--- Exercise prompt ---
Your task is to copy every line of the entries that contains "forces".

****************

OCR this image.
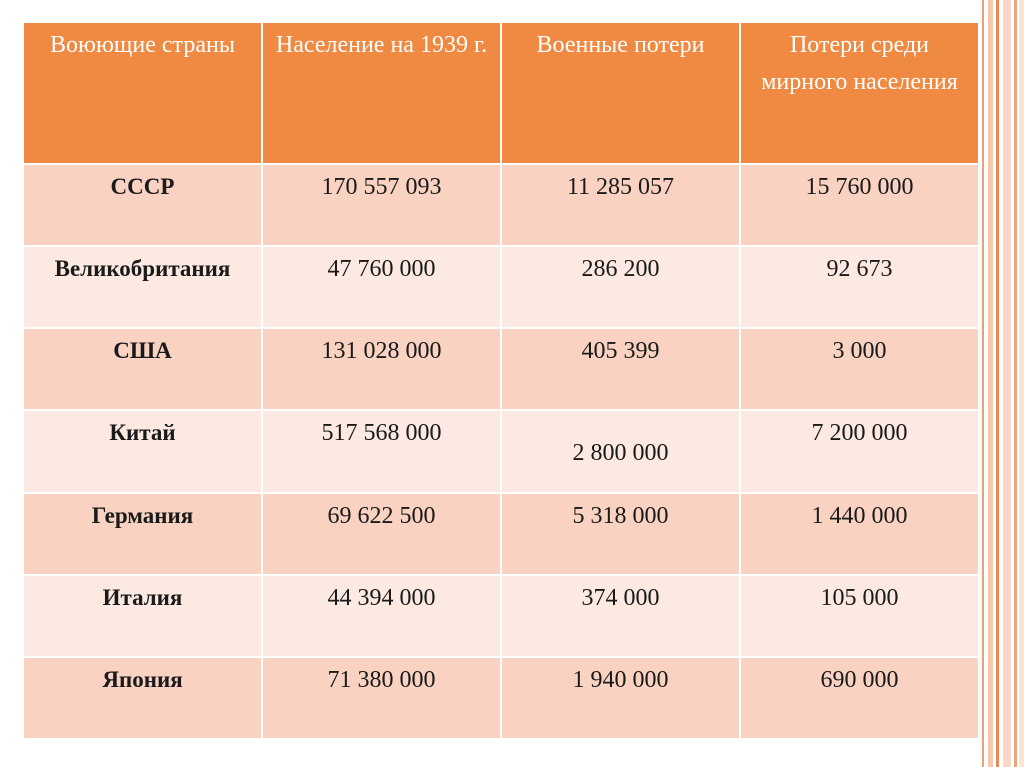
Воюющие страны	Население на 1939 г.	Военные потери	Потери среди мирного населения
СССР	170 557 093	11 285 057	15 760 000
Великобритания	47 760 000	286 200	92 673
США	131 028 000	405 399	3 000
Китай	517 568 000	2 800 000	7 200 000
Германия	69 622 500	5 318 000	1 440 000
Италия	44 394 000	374 000	105 000
Япония	71 380 000	1 940 000	690 000
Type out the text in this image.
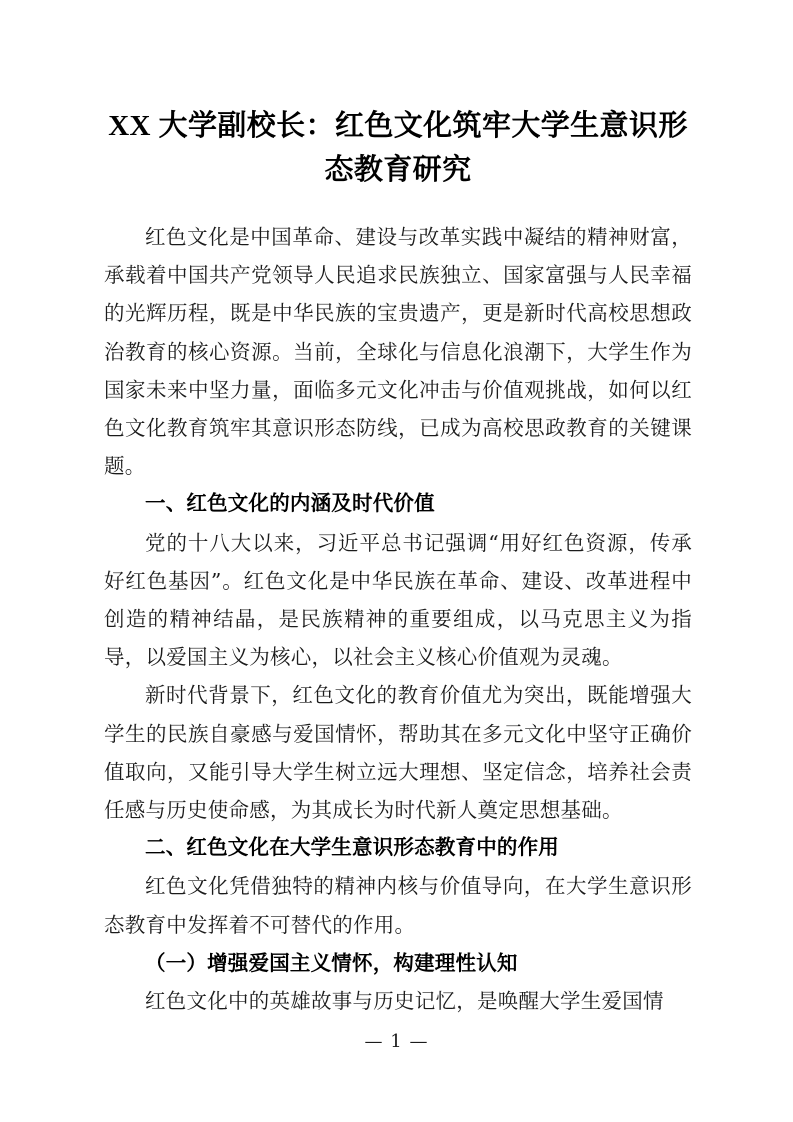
XX 大学副校长：红色文化筑牢大学生意识形态教育研究

红色文化是中国革命、建设与改革实践中凝结的精神财富，承载着中国共产党领导人民追求民族独立、国家富强与人民幸福的光辉历程，既是中华民族的宝贵遗产，更是新时代高校思想政治教育的核心资源。当前，全球化与信息化浪潮下，大学生作为国家未来中坚力量，面临多元文化冲击与价值观挑战，如何以红色文化教育筑牢其意识形态防线，已成为高校思政教育的关键课题。

一、红色文化的内涵及时代价值

党的十八大以来，习近平总书记强调“用好红色资源，传承好红色基因”。红色文化是中华民族在革命、建设、改革进程中创造的精神结晶，是民族精神的重要组成，以马克思主义为指导，以爱国主义为核心，以社会主义核心价值观为灵魂。

新时代背景下，红色文化的教育价值尤为突出，既能增强大学生的民族自豪感与爱国情怀，帮助其在多元文化中坚守正确价值取向，又能引导大学生树立远大理想、坚定信念，培养社会责任感与历史使命感，为其成长为时代新人奠定思想基础。

二、红色文化在大学生意识形态教育中的作用

红色文化凭借独特的精神内核与价值导向，在大学生意识形态教育中发挥着不可替代的作用。

（一）增强爱国主义情怀，构建理性认知

红色文化中的英雄故事与历史记忆，是唤醒大学生爱国情

— 1 —
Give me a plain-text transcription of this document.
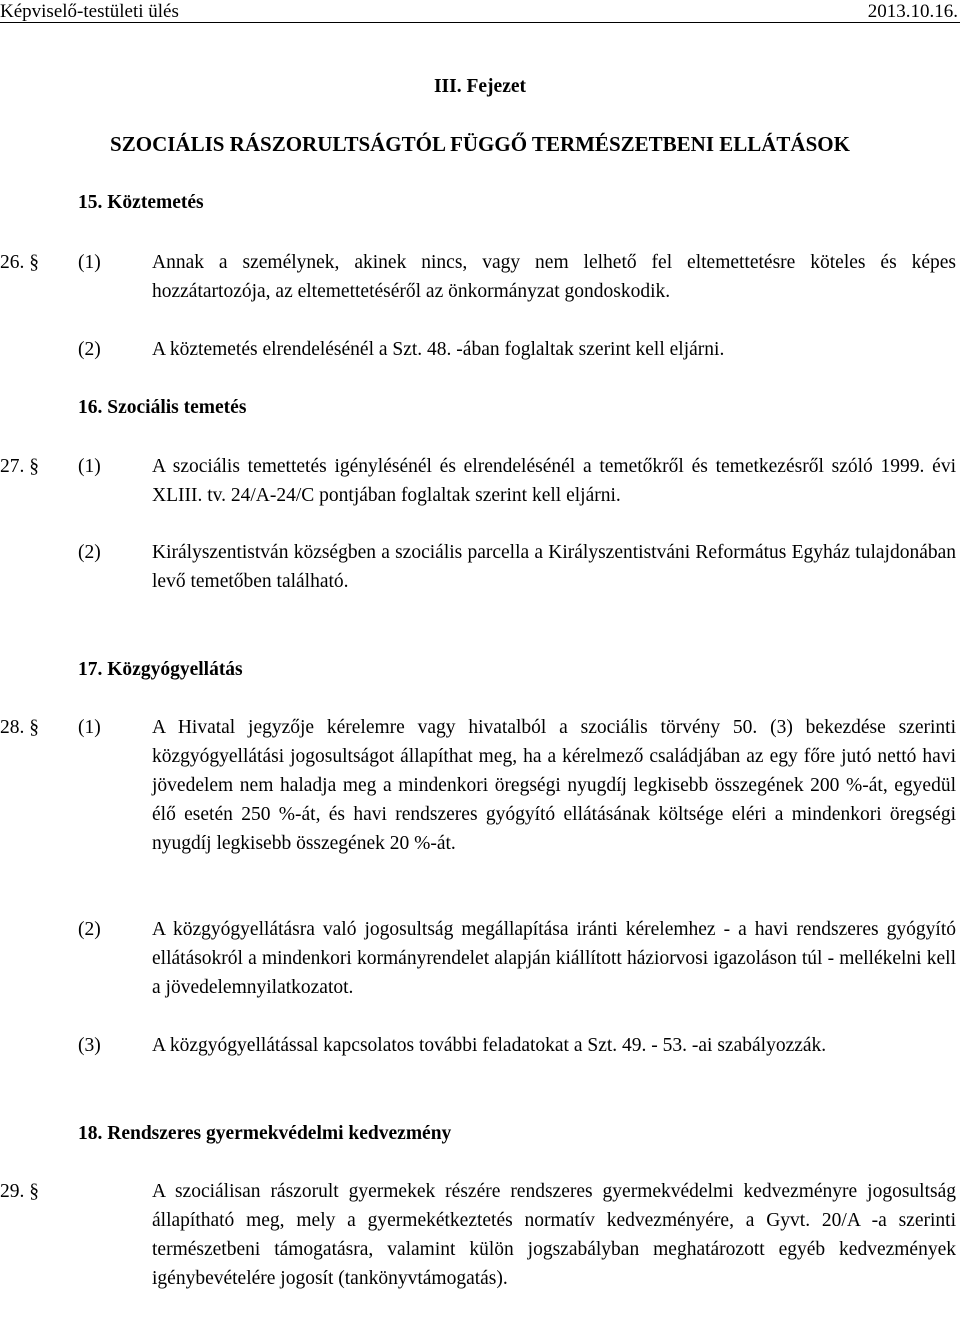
Képviselő-testületi ülés	2013.10.16.
III. Fejezet
SZOCIÁLIS RÁSZORULTSÁGTÓL FÜGGŐ TERMÉSZETBENI ELLÁTÁSOK
15. Köztemetés
26. § (1)	Annak a személynek, akinek nincs, vagy nem lelhető fel eltemettetésre köteles és képes hozzátartozója, az eltemettetéséről az önkormányzat gondoskodik.
(2)	A köztemetés elrendelésénél a Szt. 48. -ában foglaltak szerint kell eljárni.
16. Szociális temetés
27. § (1)	A szociális temettetés igénylésénél és elrendelésénél a temetőkről és temetkezésről szóló 1999. évi XLIII. tv. 24/A-24/C pontjában foglaltak szerint kell eljárni.
(2)	Királyszentistván községben a szociális parcella a Királyszentistváni Református Egyház tulajdonában levő temetőben található.
17. Közgyógyellátás
28. § (1)	A Hivatal jegyzője kérelemre vagy hivatalból a szociális törvény 50. (3) bekezdése szerinti közgyógyellátási jogosultságot állapíthat meg, ha a kérelmező családjában az egy főre jutó nettó havi jövedelem nem haladja meg a mindenkori öregségi nyugdíj legkisebb összegének 200 %-át, egyedül élő esetén 250 %-át, és havi rendszeres gyógyító ellátásának költsége eléri a mindenkori öregségi nyugdíj legkisebb összegének 20 %-át.
(2)	A közgyógyellátásra való jogosultság megállapítása iránti kérelemhez - a havi rendszeres gyógyító ellátásokról a mindenkori kormányrendelet alapján kiállított háziorvosi igazoláson túl - mellékelni kell a jövedelemnyilatkozatot.
(3)	A közgyógyellátással kapcsolatos további feladatokat a Szt. 49. - 53. -ai szabályozzák.
18. Rendszeres gyermekvédelmi kedvezmény
29. §	A szociálisan rászorult gyermekek részére rendszeres gyermekvédelmi kedvezményre jogosultság állapítható meg, mely a gyermekétkeztetés normatív kedvezményére, a Gyvt. 20/A -a szerinti természetbeni támogatásra, valamint külön jogszabályban meghatározott egyéb kedvezmények igénybevételére jogosít (tankönyvtámogatás).
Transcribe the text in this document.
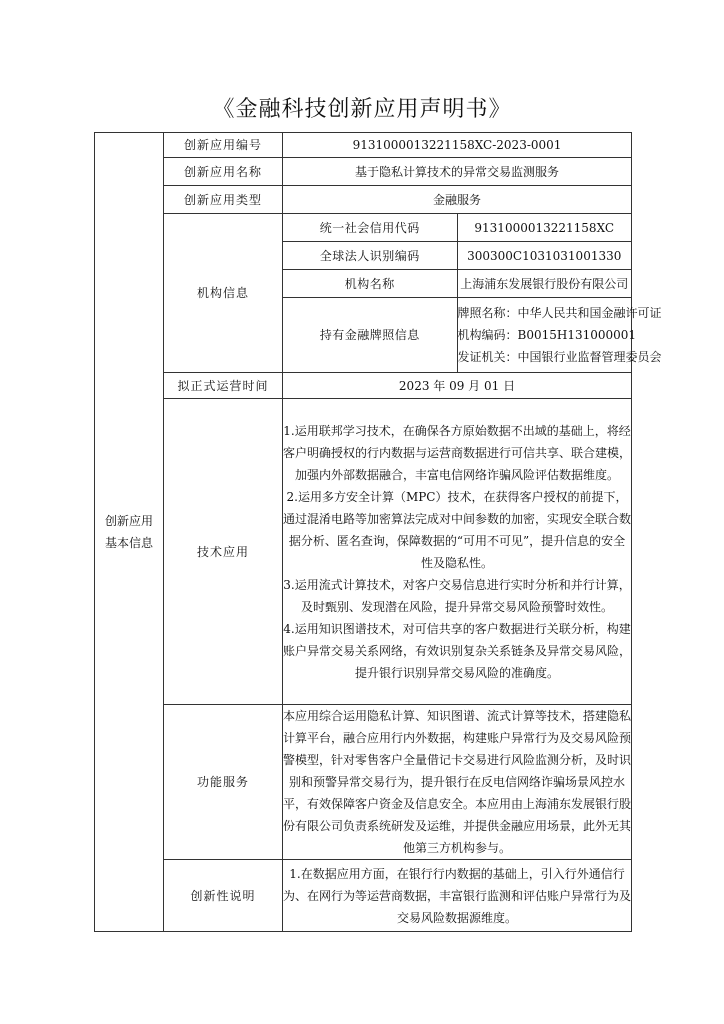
《金融科技创新应用声明书》
创新应用
基本信息	创新应用编号	9131000013221158XC-2023-0001	
	创新应用名称	基于隐私计算技术的异常交易监测服务	
	创新应用类型	金融服务	
	机构信息	统一社会信用代码	9131000013221158XC
		全球法人识别编码	300300C1031031001330
		机构名称	上海浦东发展银行股份有限公司
		持有金融牌照信息	牌照名称：中华人民共和国金融许可证
机构编码：B0015H131000001
发证机关：中国银行业监督管理委员会

	拟正式运营时间	2023 年 09 月 01 日	
	技术应用	1.运用联邦学习技术，在确保各方原始数据不出域的基础上，将经客户明确授权的行内数据与运营商数据进行可信共享、联合建模，加强内外部数据融合，丰富电信网络诈骗风险评估数据维度。

2.运用多方安全计算（MPC）技术，在获得客户授权的前提下，通过混淆电路等加密算法完成对中间参数的加密，实现安全联合数据分析、匿名查询，保障数据的“可用不可见”，提升信息的安全性及隐私性。

3.运用流式计算技术，对客户交易信息进行实时分析和并行计算，及时甄别、发现潜在风险，提升异常交易风险预警时效性。

4.运用知识图谱技术，对可信共享的客户数据进行关联分析，构建账户异常交易关系网络，有效识别复杂关系链条及异常交易风险，提升银行识别异常交易风险的准确度。	

	功能服务	本应用综合运用隐私计算、知识图谱、流式计算等技术，搭建隐私计算平台，融合应用行内外数据，构建账户异常行为及交易风险预警模型，针对零售客户全量借记卡交易进行风险监测分析，及时识别和预警异常交易行为，提升银行在反电信网络诈骗场景风控水平，有效保障客户资金及信息安全。本应用由上海浦东发展银行股份有限公司负责系统研发及运维，并提供金融应用场景，此外无其他第三方机构参与。	

	创新性说明	1.在数据应用方面，在银行行内数据的基础上，引入行外通信行为、在网行为等运营商数据，丰富银行监测和评估账户异常行为及交易风险数据源维度。	
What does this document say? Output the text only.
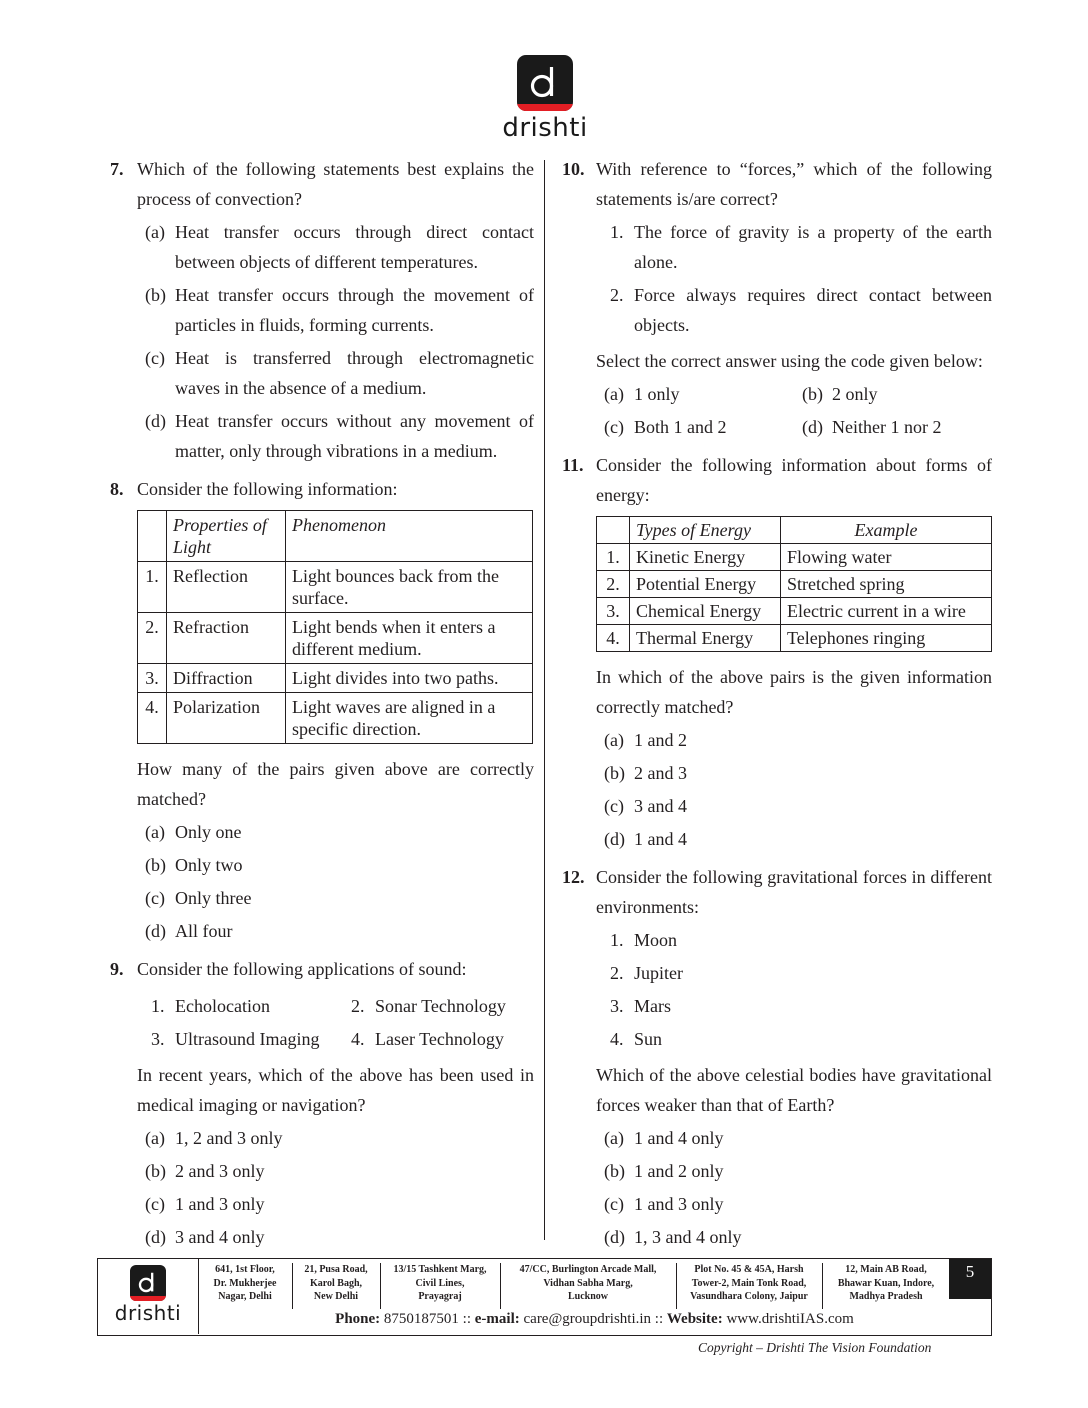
drishti
7. Which of the following statements best explains the process of convection?
(a) Heat transfer occurs through direct contact between objects of different temperatures.
(b) Heat transfer occurs through the movement of particles in fluids, forming currents.
(c) Heat is transferred through electromagnetic waves in the absence of a medium.
(d) Heat transfer occurs without any movement of matter, only through vibrations in a medium.
8. Consider the following information:
	Properties of Light	Phenomenon
1.	Reflection	Light bounces back from the surface.
2.	Refraction	Light bends when it enters a different medium.
3.	Diffraction	Light divides into two paths.
4.	Polarization	Light waves are aligned in a specific direction.
How many of the pairs given above are correctly matched?
(a) Only one
(b) Only two
(c) Only three
(d) All four
9. Consider the following applications of sound:
1. Echolocation	2. Sonar Technology
3. Ultrasound Imaging	4. Laser Technology
In recent years, which of the above has been used in medical imaging or navigation?
(a) 1, 2 and 3 only
(b) 2 and 3 only
(c) 1 and 3 only
(d) 3 and 4 only
10. With reference to “forces,” which of the following statements is/are correct?
1. The force of gravity is a property of the earth alone.
2. Force always requires direct contact between objects.
Select the correct answer using the code given below:
(a) 1 only	(b) 2 only
(c) Both 1 and 2	(d) Neither 1 nor 2
11. Consider the following information about forms of energy:
	Types of Energy	Example
1.	Kinetic Energy	Flowing water
2.	Potential Energy	Stretched spring
3.	Chemical Energy	Electric current in a wire
4.	Thermal Energy	Telephones ringing
In which of the above pairs is the given information correctly matched?
(a) 1 and 2
(b) 2 and 3
(c) 3 and 4
(d) 1 and 4
12. Consider the following gravitational forces in different environments:
1. Moon
2. Jupiter
3. Mars
4. Sun
Which of the above celestial bodies have gravitational forces weaker than that of Earth?
(a) 1 and 4 only
(b) 1 and 2 only
(c) 1 and 3 only
(d) 1, 3 and 4 only
drishti
641, 1st Floor,
Dr. Mukherjee
Nagar, Delhi
21, Pusa Road,
Karol Bagh,
New Delhi
13/15 Tashkent Marg,
Civil Lines,
Prayagraj
47/CC, Burlington Arcade Mall,
Vidhan Sabha Marg,
Lucknow
Plot No. 45 & 45A, Harsh
Tower-2, Main Tonk Road,
Vasundhara Colony, Jaipur
12, Main AB Road,
Bhawar Kuan, Indore,
Madhya Pradesh
5
Phone: 8750187501 :: e-mail: care@groupdrishti.in :: Website: www.drishtiIAS.com
Copyright – Drishti The Vision Foundation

****************

--- Solution to this exercise ---
10. With reference to “forces,” which of the following statements is/are correct?
12. Consider the following gravitational forces in different environments:
Which of the above celestial bodies have gravitational forces weaker than that of Earth?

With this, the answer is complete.